SOURCE
────────────────────
The overall trend gives us further causes for concern. Whereas Malaysian FDI inflows have been generally flat since the late 1990s, our neighbours in the region are showing more dramatic percent increases.
If we look at the domestic data we find more cause for concern. Singapore, Taiwan, and South Korea, once our peers in terms of economic activity, have long since surpassed us, and in all three cases at alarming rates.
Our labour force is unable to compete with those of our neighbours, yet another reason why foreign corporations have taken their investment dollars to neighbouring countries. In spite of this, our government has done very little to improve the quality of education that our citizens receive in the university system and has not provided additional job-training programs and initiatives that will ultimately attract the outside investors.
Our judiciary is and is seen to be compromised. Few Malaysians believe our system works and members of the international community know that when they do business in Malaysia they must proceed with extreme caution. In fact, many have opted to litigate disputes in Singapore and Hong Kong knowing full well that the deck is stacked against them here. The possibility of facing a biased and corrupt judiciary in a country that already shows little respect for the rule of law is a red flag that will dissuade most international corporations from planting roots here, particularly when there are significantly better options in the region.
So there should be no illusion about the state of our competitiveness in the region, and anyone who claims otherwise is using smoke and mirrors to divert the peoples' attention from reality.
9. Imran Imtiaz Shah Yacob: I put it to you that you have practised restraint in your criticisms of the Honourable Prime Minister of Malaysia despite attacking the establishment at large. What do you have to say to that?
Anwar Ibrahim: The Prime Minister and I are from the same state in Malaysia and our localities were not far from each other’s. Growing up, our parents were friends.
With those family ties reaching back several decades and each of us coming from localities where people are imbued in such a way that feeling counts for more than rational thought. My criticism of the government in general and Prime Minister Badawi in particular are confined to questions of policy and the failure of our current leaders to honour promises and commitments they have made to the people.
────────────────────
STATED GOAL
Pick up the interview about Malaysia's economy and government right after its last sentence and keep it going in the same voice.

[Extracted data entries]
────────────────────
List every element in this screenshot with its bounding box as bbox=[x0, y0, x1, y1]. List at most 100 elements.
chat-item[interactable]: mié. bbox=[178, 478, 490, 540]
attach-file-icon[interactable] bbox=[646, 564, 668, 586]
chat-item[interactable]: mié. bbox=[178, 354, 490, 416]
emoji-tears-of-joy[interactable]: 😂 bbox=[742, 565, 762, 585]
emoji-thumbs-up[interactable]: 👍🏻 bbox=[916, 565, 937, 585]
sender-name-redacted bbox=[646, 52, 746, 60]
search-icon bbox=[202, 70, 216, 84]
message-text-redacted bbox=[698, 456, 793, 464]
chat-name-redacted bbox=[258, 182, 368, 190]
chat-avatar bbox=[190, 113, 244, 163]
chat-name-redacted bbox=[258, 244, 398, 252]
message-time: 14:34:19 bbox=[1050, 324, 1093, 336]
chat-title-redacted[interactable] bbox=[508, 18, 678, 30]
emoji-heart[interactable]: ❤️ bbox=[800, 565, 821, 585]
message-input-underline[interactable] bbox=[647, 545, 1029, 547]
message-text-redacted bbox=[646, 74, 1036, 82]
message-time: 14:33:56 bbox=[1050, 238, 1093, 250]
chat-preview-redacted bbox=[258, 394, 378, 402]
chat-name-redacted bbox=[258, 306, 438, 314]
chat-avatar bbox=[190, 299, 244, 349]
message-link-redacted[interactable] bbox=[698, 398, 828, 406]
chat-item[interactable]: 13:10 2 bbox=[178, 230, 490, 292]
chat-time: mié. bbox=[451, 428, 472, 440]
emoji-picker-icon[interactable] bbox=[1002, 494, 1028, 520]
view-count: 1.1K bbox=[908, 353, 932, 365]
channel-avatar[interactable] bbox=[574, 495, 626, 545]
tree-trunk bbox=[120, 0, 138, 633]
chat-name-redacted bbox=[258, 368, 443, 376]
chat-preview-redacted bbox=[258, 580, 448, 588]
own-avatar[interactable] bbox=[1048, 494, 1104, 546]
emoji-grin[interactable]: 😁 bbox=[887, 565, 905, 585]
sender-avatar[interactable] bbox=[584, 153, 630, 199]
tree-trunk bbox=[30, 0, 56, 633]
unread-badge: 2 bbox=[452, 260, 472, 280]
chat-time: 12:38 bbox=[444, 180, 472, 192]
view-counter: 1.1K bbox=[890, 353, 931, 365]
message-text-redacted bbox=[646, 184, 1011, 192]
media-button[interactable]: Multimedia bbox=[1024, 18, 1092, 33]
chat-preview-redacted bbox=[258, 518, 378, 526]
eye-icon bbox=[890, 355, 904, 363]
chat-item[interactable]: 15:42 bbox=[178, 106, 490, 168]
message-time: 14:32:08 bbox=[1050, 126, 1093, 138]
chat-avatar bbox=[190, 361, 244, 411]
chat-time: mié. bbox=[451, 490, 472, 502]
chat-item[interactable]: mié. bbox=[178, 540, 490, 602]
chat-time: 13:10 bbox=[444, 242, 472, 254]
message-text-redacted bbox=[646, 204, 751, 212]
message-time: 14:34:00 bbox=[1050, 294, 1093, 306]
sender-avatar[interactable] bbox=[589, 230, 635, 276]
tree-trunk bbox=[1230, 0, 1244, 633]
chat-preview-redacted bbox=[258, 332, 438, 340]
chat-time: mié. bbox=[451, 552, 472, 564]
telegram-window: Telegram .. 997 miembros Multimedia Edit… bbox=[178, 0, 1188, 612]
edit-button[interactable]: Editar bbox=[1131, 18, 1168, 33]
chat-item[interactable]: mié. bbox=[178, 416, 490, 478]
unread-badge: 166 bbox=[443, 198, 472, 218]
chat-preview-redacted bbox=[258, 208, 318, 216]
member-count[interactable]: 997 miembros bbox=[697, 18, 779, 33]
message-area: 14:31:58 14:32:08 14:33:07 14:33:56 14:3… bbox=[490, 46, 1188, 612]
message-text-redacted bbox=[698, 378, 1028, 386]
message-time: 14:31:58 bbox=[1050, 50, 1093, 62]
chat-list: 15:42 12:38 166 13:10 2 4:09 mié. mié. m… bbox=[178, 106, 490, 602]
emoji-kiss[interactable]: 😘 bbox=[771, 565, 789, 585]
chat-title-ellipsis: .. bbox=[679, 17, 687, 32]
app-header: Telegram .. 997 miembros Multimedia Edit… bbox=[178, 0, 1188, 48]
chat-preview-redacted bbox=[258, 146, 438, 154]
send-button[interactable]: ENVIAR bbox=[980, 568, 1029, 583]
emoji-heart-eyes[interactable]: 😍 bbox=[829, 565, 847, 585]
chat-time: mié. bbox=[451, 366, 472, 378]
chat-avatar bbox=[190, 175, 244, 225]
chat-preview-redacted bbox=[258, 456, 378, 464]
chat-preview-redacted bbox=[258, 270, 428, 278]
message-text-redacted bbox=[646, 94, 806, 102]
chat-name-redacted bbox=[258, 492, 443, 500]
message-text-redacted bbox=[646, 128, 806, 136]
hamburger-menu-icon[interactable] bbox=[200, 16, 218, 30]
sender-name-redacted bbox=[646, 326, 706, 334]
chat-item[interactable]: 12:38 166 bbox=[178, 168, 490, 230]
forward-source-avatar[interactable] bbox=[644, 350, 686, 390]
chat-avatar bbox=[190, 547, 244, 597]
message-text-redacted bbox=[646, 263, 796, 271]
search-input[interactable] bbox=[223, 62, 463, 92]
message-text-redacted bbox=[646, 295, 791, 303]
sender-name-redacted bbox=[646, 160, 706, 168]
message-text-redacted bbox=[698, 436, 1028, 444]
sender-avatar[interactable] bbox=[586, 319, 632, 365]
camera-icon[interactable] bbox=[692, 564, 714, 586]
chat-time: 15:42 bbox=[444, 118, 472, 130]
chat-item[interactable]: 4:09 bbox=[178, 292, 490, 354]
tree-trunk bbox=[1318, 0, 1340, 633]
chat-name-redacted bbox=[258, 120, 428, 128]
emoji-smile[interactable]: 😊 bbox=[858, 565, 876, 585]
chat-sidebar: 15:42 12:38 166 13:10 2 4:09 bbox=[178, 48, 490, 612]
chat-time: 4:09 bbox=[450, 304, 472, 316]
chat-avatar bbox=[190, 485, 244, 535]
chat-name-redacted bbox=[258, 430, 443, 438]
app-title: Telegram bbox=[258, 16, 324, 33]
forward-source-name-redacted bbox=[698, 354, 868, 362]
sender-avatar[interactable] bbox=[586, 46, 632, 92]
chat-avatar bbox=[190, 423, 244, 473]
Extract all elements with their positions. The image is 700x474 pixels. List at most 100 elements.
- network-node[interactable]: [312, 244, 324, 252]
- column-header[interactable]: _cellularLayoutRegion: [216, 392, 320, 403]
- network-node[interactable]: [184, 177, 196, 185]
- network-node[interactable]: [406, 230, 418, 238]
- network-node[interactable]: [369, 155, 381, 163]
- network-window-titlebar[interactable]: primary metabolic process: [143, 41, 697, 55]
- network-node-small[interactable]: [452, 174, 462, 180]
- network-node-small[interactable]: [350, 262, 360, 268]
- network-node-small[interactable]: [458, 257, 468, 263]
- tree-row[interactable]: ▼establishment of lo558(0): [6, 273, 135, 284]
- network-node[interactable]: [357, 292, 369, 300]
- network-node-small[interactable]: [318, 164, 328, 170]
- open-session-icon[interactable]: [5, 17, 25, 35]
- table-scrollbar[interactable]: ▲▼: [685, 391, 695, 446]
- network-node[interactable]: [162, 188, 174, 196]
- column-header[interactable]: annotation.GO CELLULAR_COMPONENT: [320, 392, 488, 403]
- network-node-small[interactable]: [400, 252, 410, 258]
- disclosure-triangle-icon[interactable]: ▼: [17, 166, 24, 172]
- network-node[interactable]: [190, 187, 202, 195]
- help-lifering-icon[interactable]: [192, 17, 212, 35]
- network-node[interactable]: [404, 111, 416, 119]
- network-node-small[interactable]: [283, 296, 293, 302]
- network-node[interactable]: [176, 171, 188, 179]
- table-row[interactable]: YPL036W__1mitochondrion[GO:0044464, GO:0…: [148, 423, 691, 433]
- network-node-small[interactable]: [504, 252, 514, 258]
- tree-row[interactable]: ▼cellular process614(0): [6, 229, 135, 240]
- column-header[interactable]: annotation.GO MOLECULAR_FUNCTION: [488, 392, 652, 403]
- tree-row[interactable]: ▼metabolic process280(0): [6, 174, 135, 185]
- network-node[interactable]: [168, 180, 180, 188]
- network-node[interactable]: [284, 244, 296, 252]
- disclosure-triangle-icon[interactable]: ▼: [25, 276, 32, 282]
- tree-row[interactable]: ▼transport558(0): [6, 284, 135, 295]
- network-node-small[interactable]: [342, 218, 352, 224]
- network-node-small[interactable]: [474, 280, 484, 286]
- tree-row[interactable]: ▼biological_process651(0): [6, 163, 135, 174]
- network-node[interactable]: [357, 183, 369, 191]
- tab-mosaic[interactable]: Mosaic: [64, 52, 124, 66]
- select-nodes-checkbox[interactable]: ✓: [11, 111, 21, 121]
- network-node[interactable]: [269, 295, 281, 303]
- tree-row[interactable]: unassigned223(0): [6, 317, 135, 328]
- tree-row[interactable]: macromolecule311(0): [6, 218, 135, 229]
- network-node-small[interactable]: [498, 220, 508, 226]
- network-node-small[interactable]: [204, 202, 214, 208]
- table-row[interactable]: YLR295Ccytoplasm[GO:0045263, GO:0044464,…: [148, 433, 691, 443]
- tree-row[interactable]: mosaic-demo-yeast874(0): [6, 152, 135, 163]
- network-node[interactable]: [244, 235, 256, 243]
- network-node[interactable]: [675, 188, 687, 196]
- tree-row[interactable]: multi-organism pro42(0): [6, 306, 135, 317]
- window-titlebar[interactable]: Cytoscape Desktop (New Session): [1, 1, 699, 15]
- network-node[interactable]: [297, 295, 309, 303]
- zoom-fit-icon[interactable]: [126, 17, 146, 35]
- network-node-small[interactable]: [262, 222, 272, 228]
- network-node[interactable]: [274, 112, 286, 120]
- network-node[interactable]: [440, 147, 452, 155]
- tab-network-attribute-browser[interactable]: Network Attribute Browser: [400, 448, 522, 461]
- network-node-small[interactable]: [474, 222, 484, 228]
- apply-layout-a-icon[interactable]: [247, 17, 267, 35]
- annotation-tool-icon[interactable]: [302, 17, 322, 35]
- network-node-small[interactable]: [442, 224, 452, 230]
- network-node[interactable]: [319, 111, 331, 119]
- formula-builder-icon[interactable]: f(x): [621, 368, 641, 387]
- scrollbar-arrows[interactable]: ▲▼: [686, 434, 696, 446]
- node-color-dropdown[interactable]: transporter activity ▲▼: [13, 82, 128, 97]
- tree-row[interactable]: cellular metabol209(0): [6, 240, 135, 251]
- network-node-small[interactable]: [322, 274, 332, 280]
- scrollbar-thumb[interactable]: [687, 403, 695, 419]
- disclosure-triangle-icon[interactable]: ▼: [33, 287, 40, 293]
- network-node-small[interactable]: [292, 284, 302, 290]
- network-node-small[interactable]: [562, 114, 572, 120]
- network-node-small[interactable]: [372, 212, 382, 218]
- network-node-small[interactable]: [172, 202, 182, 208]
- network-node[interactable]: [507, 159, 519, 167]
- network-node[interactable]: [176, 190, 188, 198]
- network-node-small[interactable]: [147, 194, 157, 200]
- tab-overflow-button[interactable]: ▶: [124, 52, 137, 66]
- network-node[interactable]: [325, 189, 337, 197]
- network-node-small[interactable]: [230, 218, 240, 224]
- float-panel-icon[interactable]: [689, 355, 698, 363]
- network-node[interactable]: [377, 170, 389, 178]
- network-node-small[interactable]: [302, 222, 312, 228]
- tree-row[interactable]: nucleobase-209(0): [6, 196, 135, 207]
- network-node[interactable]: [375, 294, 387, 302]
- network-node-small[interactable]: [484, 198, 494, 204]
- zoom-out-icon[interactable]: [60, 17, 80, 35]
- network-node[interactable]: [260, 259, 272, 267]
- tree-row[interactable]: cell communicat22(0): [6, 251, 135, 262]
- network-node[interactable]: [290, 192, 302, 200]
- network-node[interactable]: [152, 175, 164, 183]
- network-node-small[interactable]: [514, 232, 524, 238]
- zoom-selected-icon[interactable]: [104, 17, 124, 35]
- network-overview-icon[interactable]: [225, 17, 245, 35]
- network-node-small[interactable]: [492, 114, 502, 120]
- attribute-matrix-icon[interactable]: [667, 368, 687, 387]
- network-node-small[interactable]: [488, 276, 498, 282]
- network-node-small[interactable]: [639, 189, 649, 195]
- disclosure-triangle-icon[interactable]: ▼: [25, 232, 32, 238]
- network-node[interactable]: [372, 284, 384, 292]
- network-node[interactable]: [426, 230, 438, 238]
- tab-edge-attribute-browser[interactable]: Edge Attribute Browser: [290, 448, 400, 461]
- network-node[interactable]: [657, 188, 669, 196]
────────────────────
WRITTEN ANSWER
Abdullah’s four years in power had a bright beginning, followed by a period of stutter, drift and vacillation. The platform on which he arrived in 2003 has now virtually collapsed in a miscellany of earnestly stated intention papering over botched action and implementation, and riddled with the excesses of corruption, nepotism, and political in-fighting.
The upshot is that Abdullah’s Administration has become one in which there is strong speculation he is not really in charge. He is viewed as weak and indecisive and in some quarters not as clean as he is made out to be. Give it a little more time and even those Malays in our localities who would frown upon my criticism against him will now say that his grace period is over and it’s open season.
10. Imran Imtiaz Shah Yacob: Do you have a message for the Honourable Prime Minister at this stage of impending elections?
Anwar Ibrahim: This month marks the beginning of Mr. Badawi’s fourth year as Prime Minister. When he entered office he made promises to the people and thus far it can be reasonably argued that none of those promises have been kept. His party is beginning to plant the seeds of another great ruse on the Malaysian people. The Vision 2020 heralded by the previous Prime Minister is being extended to Vision 2057. Our people must wait another generation.
Meanwhile, corruption is on the rise. The economy is still weak and real income is declining as prices rise and are expected to increase in 2008. Our judiciary has lost the confidence of the people.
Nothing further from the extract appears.